Problems to solve:
(A) In the forum thread on flashing photographic paper, condense the paragraph beginning "Flashing will reduce the overall contrast" into a short bulleted list that keeps its main facts.
(B) According to the forum thread on flashing photographic paper, why doesn't the first poster's pre-exposure necessarily lower the overall contrast?
(C) Write the next post in the forum thread on flashing photographic paper, continuing after its last post.

Excerpted text:

* * * *

I use flashing when the highlights just can't make it with normal printing. I'm usually pretty close as I am careful NOT to overdevelop my film so the amount I need to pre-expose does not necessarily lower the overall contrast. Done right, the pre-exposure should only effect the very high print values. The only other reason I have done flashing was in college, and we were pretty lit.

R.

-- ricardo (ricardospanks1@yahoo.com), October 31, 2001.


Flashing will reduce the overall contrast of the print because the flashed paper will require less main exposure to render the highlight details you want. This means the shadow portions of the print will print slightly lighter. The key to using the technique is to determine the exposure threshold of the paper you are using and flash the paper up to that threshold, the point at which visible tone on the paper can be seen.

-- James Chinn (Jim1341@dellEpro.com), October 31, 2001.

* * * *

Dataset excerpts:
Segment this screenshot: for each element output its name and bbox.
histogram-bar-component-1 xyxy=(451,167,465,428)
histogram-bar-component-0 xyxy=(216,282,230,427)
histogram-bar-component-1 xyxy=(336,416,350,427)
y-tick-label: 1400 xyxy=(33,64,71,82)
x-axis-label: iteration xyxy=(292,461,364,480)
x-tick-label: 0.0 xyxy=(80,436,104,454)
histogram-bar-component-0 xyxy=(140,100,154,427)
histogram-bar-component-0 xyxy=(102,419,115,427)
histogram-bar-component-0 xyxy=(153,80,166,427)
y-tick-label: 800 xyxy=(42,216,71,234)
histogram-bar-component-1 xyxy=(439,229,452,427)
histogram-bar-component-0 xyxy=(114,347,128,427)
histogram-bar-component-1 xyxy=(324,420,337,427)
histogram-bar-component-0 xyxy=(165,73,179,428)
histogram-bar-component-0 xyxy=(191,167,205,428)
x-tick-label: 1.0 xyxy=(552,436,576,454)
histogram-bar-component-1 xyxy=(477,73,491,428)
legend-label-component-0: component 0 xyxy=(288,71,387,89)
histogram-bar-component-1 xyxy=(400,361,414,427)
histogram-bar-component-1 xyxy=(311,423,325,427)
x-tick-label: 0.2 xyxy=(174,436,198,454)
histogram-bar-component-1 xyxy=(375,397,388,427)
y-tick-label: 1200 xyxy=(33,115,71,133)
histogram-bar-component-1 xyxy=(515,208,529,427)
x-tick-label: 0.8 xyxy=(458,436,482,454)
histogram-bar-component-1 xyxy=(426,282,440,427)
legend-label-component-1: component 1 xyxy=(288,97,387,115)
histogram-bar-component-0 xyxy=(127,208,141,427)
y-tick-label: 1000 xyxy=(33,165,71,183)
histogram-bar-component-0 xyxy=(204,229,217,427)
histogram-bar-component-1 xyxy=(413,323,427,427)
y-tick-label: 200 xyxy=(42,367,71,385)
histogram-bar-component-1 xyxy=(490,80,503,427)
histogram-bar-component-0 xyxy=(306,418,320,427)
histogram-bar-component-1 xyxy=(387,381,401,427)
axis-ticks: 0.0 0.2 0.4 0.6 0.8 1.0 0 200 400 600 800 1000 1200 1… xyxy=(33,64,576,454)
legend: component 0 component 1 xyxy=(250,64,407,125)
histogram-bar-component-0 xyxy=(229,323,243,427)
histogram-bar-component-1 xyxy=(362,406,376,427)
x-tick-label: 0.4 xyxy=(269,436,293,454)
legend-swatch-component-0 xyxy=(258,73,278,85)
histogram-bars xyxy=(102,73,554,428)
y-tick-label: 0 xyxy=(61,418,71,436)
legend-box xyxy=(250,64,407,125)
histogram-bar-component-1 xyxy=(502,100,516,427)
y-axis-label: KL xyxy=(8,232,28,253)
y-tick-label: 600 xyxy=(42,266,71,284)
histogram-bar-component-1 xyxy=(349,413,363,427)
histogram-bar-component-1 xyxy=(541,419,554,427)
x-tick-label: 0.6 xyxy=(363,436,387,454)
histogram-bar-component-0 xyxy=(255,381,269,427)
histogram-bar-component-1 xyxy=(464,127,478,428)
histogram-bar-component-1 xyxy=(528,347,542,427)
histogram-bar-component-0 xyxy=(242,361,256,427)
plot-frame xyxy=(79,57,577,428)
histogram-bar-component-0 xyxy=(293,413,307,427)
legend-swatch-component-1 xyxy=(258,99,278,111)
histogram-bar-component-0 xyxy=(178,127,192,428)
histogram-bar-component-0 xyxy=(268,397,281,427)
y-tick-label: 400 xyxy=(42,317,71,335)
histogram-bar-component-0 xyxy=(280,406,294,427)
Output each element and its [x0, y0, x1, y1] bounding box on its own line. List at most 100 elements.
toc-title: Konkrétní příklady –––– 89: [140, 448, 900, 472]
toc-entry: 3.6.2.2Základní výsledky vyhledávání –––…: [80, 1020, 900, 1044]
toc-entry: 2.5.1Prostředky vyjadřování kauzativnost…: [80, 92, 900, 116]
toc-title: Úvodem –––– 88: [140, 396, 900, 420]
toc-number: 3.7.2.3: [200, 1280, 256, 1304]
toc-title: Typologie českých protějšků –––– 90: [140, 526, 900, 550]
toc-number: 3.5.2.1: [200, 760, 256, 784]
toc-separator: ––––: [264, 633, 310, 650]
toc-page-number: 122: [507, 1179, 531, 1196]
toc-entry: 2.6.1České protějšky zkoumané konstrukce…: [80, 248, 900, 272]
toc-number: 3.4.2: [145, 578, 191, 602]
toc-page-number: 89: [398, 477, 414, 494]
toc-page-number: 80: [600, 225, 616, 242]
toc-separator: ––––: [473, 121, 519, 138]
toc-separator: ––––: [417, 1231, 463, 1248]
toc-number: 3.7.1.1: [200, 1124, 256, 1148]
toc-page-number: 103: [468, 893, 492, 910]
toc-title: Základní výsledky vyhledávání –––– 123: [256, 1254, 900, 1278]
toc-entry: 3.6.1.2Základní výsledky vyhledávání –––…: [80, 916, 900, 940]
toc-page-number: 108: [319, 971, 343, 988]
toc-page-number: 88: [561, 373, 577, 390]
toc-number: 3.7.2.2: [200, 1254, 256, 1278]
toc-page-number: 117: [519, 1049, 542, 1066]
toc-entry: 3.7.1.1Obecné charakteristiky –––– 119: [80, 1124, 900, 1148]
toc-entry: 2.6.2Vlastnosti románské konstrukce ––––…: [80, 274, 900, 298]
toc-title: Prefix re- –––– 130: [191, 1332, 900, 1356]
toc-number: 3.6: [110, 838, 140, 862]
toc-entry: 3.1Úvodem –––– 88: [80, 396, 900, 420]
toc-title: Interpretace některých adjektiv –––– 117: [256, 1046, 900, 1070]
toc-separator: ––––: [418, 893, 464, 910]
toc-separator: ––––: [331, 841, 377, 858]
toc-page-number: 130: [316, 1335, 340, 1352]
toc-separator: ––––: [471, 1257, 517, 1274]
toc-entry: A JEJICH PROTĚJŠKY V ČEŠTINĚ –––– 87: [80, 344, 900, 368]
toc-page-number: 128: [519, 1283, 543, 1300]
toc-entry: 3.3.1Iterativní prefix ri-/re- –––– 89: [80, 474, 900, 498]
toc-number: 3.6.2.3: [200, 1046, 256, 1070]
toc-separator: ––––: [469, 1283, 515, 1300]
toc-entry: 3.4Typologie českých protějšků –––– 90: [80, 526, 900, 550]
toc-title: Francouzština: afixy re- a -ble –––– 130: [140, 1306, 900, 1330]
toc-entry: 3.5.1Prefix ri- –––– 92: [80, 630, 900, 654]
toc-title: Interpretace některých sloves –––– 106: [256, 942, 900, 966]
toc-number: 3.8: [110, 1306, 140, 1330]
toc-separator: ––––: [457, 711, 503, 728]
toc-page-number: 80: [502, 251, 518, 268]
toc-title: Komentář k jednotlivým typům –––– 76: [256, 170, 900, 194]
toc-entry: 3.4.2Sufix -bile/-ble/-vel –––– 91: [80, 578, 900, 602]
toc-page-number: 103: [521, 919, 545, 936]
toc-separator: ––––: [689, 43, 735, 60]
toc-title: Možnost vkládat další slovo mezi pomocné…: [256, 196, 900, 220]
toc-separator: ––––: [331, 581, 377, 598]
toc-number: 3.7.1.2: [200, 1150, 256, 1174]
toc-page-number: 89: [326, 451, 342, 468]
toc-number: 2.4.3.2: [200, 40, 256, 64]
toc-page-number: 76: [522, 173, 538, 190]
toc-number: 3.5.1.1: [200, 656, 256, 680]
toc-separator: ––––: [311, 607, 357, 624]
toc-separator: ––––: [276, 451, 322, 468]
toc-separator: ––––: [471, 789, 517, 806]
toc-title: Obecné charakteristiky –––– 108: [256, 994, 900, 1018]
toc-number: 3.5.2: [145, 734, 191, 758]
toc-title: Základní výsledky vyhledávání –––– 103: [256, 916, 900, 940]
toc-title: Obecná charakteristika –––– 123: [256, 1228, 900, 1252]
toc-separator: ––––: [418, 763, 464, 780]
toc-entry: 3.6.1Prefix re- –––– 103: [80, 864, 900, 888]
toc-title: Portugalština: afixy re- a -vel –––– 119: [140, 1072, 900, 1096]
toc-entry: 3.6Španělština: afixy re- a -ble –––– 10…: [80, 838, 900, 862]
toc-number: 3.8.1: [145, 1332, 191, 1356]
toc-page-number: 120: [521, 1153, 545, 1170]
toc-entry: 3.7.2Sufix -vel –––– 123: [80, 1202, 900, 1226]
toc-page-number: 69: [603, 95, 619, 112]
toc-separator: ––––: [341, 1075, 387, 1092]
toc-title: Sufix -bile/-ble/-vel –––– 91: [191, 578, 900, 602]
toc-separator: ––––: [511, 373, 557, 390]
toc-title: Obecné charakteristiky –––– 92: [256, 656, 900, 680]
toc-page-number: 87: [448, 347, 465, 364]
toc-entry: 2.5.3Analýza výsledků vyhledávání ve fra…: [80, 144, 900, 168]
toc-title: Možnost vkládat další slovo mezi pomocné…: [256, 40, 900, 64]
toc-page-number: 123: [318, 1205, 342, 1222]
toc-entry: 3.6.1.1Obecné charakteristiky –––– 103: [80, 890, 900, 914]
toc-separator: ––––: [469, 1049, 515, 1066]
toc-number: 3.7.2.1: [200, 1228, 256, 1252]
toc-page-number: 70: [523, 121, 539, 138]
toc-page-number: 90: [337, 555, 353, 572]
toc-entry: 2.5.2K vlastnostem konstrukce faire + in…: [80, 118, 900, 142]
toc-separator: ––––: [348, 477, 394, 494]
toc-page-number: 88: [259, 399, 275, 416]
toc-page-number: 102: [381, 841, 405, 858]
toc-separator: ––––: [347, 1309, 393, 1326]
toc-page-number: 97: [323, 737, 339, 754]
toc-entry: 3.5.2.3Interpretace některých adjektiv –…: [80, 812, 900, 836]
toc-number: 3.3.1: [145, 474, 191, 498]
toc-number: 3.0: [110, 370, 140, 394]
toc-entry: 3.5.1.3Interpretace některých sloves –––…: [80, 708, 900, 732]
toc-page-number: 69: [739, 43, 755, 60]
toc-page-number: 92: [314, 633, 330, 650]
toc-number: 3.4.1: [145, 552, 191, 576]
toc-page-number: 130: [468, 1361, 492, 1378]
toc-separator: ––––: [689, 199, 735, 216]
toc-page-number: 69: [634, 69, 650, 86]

* * * *

Results for the exercise:
(A)
- Flashing lowers the print's overall contrast.
- Flashed paper needs less main exposure to render the desired highlight detail.
- As a result, shadow areas print slightly lighter.
- The key is to find the exposure threshold of the paper in use, the point where visible tone appears, and flash the paper up to that threshold.

(B) The poster is careful not to overdevelop film, so the amount of pre-exposure needed is small.

(C)
Not sure, James. Most of the time I've used the same exposure for the flashed paper as before flashing. The very small pre-exposure will be just enough to bring in some detail to the high values that were missing before flashing. However, the very small pre-exposure is insignificant to the comparitively very large exposure the low values receive. If the picture is composed of a predominance of high values, it is possible that the flashing will have some small effect on the VIII-VI print values, but it is still possible to up the contrast filter a half grade to take care of this and not negate the pre-exposure. I think the key is finding that exact threshold exposure and getting as close as possible to it. Also, you have to keep in mind that you need to pre-expose in the same manner as was used to determine the threshold value, ie 8 half second exposures rather than one single 4 second exposure. RICARRRRRRRRRRRRRRRRRRRRRRRRRRRRRDO.

-- r (ricardospanks1@yahoo.com), November 01, 2001.

"This means the shadow portions of the print will print slightly lighter"

Having never flashed before, I haven't a clue, but I have to say this sounds anti-intuitive. How can shadow areas of prints be lightened with the ADDITION of exposure by way of flashing? Maybe I'm missing the whole principle behind the process.

-- Michael Veit (pocoveit@yaahoo.com), November 01, 2001.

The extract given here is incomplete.